*Dataset entries*
-*-*-

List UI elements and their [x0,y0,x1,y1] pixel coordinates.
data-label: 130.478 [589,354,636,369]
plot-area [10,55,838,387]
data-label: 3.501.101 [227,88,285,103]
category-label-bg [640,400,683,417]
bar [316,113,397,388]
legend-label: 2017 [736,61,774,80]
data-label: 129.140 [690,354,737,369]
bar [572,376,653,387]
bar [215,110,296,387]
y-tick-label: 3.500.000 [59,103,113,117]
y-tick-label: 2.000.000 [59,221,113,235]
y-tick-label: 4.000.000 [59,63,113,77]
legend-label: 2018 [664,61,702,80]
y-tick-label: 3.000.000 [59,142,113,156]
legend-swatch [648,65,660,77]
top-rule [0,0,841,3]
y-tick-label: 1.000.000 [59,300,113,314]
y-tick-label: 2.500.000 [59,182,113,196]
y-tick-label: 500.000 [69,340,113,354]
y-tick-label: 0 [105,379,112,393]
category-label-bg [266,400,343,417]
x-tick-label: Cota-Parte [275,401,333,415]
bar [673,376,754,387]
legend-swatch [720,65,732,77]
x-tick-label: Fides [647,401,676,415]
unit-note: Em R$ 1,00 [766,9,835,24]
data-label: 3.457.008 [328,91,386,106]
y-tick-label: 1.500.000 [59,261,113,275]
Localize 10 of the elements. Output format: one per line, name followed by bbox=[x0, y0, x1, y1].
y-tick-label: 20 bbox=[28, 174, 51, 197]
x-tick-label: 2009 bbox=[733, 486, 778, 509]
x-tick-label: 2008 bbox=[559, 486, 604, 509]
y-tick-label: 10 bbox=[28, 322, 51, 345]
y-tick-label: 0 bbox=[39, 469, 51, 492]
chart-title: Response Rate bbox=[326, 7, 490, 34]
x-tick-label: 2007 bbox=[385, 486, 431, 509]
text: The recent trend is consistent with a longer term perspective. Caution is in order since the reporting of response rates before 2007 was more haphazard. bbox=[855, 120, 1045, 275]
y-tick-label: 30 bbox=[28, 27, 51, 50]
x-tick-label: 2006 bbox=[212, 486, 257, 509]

-*-*-

*Problem to solve*
Retype the items, starting with the first line and going on through the line that contains "x-tick-label: 2007 bbox=[385, 486, 431, 509]", with both end lines included.

*Result below*
List UI elements and their [x0,y0,x1,y1] pixel coordinates.
data-label: 130.478 [589,354,636,369]
plot-area [10,55,838,387]
data-label: 3.501.101 [227,88,285,103]
category-label-bg [640,400,683,417]
bar [316,113,397,388]
legend-label: 2017 [736,61,774,80]
data-label: 129.140 [690,354,737,369]
bar [572,376,653,387]
bar [215,110,296,387]
y-tick-label: 3.500.000 [59,103,113,117]
y-tick-label: 2.000.000 [59,221,113,235]
y-tick-label: 4.000.000 [59,63,113,77]
legend-label: 2018 [664,61,702,80]
y-tick-label: 3.000.000 [59,142,113,156]
legend-swatch [648,65,660,77]
top-rule [0,0,841,3]
y-tick-label: 1.000.000 [59,300,113,314]
y-tick-label: 2.500.000 [59,182,113,196]
y-tick-label: 500.000 [69,340,113,354]
y-tick-label: 0 [105,379,112,393]
category-label-bg [266,400,343,417]
x-tick-label: Cota-Parte [275,401,333,415]
bar [673,376,754,387]
legend-swatch [720,65,732,77]
x-tick-label: Fides [647,401,676,415]
unit-note: Em R$ 1,00 [766,9,835,24]
data-label: 3.457.008 [328,91,386,106]
y-tick-label: 1.500.000 [59,261,113,275]
Localize 10 of the elements. Output format: one per line, name followed by bbox=[x0, y0, x1, y1].
y-tick-label: 20 bbox=[28, 174, 51, 197]
x-tick-label: 2009 bbox=[733, 486, 778, 509]
x-tick-label: 2008 bbox=[559, 486, 604, 509]
y-tick-label: 10 bbox=[28, 322, 51, 345]
y-tick-label: 0 bbox=[39, 469, 51, 492]
chart-title: Response Rate bbox=[326, 7, 490, 34]
x-tick-label: 2007 bbox=[385, 486, 431, 509]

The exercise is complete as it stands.